Prompt
Using the listing below, copy every line that mentions "threshold".

Supplied data

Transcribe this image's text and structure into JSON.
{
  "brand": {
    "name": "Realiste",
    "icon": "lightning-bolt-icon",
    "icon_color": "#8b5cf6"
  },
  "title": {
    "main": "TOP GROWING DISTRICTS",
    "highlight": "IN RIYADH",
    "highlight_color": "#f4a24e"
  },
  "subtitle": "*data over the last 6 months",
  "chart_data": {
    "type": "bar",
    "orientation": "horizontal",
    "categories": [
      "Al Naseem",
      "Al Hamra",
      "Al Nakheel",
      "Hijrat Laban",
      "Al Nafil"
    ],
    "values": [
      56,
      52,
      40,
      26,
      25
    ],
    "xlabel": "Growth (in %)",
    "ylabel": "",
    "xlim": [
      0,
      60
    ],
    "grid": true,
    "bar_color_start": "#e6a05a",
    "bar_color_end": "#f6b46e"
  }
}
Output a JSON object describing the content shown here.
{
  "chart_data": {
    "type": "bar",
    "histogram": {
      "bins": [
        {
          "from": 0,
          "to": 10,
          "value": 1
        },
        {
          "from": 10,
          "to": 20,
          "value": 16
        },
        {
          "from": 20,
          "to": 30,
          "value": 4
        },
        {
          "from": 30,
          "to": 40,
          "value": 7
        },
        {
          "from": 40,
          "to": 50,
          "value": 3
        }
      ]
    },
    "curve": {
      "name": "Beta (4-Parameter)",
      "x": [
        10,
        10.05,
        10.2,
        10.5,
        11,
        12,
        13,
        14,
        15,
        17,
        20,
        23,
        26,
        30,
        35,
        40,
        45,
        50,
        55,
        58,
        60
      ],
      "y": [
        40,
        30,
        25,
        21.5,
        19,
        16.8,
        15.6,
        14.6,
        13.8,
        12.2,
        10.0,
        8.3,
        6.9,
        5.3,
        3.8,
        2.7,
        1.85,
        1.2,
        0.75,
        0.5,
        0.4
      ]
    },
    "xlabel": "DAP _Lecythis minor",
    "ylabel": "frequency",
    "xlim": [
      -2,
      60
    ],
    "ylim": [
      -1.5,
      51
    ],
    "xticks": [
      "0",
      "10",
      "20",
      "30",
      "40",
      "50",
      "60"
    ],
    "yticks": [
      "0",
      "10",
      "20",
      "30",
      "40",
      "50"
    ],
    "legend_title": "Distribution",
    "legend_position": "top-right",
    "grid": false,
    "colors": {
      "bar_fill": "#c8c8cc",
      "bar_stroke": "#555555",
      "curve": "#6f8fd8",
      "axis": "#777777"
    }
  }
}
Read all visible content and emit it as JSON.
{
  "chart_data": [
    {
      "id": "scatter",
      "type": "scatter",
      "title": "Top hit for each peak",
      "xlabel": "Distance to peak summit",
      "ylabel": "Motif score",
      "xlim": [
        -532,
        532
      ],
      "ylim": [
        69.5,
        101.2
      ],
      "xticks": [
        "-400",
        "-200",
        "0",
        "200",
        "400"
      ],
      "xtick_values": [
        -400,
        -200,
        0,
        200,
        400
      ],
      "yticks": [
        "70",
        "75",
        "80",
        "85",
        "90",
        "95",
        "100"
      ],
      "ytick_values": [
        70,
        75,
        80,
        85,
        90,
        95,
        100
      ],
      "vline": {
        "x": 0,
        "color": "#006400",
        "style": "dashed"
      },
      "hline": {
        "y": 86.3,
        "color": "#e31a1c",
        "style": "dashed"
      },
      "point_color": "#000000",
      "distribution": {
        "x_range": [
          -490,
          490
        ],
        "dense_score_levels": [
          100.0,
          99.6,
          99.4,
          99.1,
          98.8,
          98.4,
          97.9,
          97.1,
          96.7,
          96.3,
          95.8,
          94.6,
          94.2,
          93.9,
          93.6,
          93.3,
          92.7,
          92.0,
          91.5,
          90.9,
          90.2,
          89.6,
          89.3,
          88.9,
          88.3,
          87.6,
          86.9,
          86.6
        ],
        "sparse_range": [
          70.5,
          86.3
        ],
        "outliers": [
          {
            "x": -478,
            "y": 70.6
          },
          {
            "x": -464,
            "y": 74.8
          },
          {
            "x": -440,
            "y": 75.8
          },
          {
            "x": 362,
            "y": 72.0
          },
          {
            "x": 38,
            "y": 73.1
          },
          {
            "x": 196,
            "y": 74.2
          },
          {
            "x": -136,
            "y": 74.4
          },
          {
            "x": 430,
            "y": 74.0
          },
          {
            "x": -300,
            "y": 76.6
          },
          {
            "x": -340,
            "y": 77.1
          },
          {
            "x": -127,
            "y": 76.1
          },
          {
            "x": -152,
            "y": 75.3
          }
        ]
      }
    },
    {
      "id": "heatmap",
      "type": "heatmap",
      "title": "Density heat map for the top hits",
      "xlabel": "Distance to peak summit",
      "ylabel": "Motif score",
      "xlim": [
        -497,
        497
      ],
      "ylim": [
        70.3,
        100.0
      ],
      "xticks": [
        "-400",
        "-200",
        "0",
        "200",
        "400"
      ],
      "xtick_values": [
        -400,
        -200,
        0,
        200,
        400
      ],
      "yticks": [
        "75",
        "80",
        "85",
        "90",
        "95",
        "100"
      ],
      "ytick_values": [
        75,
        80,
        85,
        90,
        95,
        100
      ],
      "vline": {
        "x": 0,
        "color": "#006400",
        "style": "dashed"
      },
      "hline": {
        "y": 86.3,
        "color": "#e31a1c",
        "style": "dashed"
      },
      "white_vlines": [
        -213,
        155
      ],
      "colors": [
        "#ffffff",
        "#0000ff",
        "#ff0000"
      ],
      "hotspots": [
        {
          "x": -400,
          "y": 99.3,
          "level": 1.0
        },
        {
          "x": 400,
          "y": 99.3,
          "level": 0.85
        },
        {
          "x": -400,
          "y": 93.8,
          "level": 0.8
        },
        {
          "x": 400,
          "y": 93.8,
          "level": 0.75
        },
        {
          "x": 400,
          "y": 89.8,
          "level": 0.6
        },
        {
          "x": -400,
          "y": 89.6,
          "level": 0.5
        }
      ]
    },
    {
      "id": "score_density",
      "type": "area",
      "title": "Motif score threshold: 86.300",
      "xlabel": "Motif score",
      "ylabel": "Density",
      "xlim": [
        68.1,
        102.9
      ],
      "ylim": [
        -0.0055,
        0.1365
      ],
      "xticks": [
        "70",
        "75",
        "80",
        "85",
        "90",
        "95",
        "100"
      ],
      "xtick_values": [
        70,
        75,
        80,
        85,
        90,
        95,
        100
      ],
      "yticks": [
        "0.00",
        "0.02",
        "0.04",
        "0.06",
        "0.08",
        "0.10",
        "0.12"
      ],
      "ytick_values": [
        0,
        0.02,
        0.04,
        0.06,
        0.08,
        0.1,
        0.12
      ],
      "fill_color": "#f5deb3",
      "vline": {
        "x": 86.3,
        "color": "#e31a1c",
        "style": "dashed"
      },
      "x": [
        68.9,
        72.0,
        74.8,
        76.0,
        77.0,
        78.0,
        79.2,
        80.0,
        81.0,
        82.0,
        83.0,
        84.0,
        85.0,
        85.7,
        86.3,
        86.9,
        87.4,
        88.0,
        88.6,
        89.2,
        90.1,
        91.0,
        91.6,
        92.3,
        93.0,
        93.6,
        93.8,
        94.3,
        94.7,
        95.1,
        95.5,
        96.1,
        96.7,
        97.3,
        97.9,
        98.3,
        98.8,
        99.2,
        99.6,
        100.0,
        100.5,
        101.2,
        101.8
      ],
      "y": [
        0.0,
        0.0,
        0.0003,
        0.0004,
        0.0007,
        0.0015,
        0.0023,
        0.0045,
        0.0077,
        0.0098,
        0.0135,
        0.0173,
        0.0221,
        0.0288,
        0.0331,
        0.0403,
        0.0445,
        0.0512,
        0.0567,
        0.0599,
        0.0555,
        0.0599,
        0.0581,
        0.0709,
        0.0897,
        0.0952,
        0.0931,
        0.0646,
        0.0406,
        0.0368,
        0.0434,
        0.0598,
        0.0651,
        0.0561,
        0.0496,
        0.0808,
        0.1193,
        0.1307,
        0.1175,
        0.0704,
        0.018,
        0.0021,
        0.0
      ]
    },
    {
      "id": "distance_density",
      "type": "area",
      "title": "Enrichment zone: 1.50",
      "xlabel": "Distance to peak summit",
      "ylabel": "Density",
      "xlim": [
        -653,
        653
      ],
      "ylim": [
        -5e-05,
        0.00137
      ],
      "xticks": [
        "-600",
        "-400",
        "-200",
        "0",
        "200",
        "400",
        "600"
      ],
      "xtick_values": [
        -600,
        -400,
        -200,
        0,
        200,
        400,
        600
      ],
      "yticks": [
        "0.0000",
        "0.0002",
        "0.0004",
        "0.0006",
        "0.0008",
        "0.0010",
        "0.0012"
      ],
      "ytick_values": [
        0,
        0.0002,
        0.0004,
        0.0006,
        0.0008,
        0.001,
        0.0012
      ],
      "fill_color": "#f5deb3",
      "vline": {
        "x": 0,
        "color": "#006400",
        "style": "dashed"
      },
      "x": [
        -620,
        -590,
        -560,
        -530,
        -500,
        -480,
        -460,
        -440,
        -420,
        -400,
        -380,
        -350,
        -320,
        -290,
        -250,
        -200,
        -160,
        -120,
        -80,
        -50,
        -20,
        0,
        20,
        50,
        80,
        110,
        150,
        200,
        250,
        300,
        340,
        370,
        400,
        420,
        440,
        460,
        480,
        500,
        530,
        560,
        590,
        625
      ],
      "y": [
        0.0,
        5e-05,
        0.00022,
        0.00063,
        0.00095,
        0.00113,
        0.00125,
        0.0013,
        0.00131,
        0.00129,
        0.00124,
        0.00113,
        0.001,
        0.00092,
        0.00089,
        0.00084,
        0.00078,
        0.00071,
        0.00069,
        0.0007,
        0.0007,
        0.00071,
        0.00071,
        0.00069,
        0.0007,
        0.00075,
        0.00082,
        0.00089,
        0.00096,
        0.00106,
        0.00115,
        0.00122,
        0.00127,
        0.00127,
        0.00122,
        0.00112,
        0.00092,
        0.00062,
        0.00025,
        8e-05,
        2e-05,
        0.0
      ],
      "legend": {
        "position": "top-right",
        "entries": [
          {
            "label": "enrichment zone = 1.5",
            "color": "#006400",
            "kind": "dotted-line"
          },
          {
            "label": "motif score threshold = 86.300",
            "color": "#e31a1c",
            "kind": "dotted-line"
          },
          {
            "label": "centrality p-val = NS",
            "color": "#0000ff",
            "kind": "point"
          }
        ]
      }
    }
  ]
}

Correct result
      "title": "Motif score threshold: 86.300",
            "label": "motif score threshold = 86.300",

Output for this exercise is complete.